## Instructions to follow
Present the following entries again, word for word and in full.

## Items

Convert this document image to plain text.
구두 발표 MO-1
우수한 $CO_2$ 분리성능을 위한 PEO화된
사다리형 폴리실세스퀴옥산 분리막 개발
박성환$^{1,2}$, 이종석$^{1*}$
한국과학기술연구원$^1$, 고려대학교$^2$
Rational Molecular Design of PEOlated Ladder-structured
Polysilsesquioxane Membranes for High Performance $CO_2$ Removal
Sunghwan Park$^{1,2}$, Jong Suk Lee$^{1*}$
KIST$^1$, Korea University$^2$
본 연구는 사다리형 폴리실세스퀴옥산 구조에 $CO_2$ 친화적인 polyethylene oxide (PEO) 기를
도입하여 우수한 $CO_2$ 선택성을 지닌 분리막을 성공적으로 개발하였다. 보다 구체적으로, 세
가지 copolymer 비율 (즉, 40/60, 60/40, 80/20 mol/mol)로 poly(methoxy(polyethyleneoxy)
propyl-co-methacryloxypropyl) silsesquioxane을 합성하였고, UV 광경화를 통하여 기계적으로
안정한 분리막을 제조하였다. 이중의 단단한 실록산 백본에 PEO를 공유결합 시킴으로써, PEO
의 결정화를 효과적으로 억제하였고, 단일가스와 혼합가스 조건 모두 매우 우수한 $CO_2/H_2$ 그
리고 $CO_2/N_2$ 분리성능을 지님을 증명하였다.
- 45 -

## Final result
Convert this document image to plain text.
구두 발표 MO-1
우수한 $CO_2$ 분리성능을 위한 PEO화된
사다리형 폴리실세스퀴옥산 분리막 개발
박성환$^{1,2}$, 이종석$^{1*}$
한국과학기술연구원$^1$, 고려대학교$^2$
Rational Molecular Design of PEOlated Ladder-structured
Polysilsesquioxane Membranes for High Performance $CO_2$ Removal
Sunghwan Park$^{1,2}$, Jong Suk Lee$^{1*}$
KIST$^1$, Korea University$^2$
본 연구는 사다리형 폴리실세스퀴옥산 구조에 $CO_2$ 친화적인 polyethylene oxide (PEO) 기를
도입하여 우수한 $CO_2$ 선택성을 지닌 분리막을 성공적으로 개발하였다. 보다 구체적으로, 세
가지 copolymer 비율 (즉, 40/60, 60/40, 80/20 mol/mol)로 poly(methoxy(polyethyleneoxy)
propyl-co-methacryloxypropyl) silsesquioxane을 합성하였고, UV 광경화를 통하여 기계적으로
안정한 분리막을 제조하였다. 이중의 단단한 실록산 백본에 PEO를 공유결합 시킴으로써, PEO
의 결정화를 효과적으로 억제하였고, 단일가스와 혼합가스 조건 모두 매우 우수한 $CO_2/H_2$ 그
리고 $CO_2/N_2$ 분리성능을 지님을 증명하였다.
- 45 -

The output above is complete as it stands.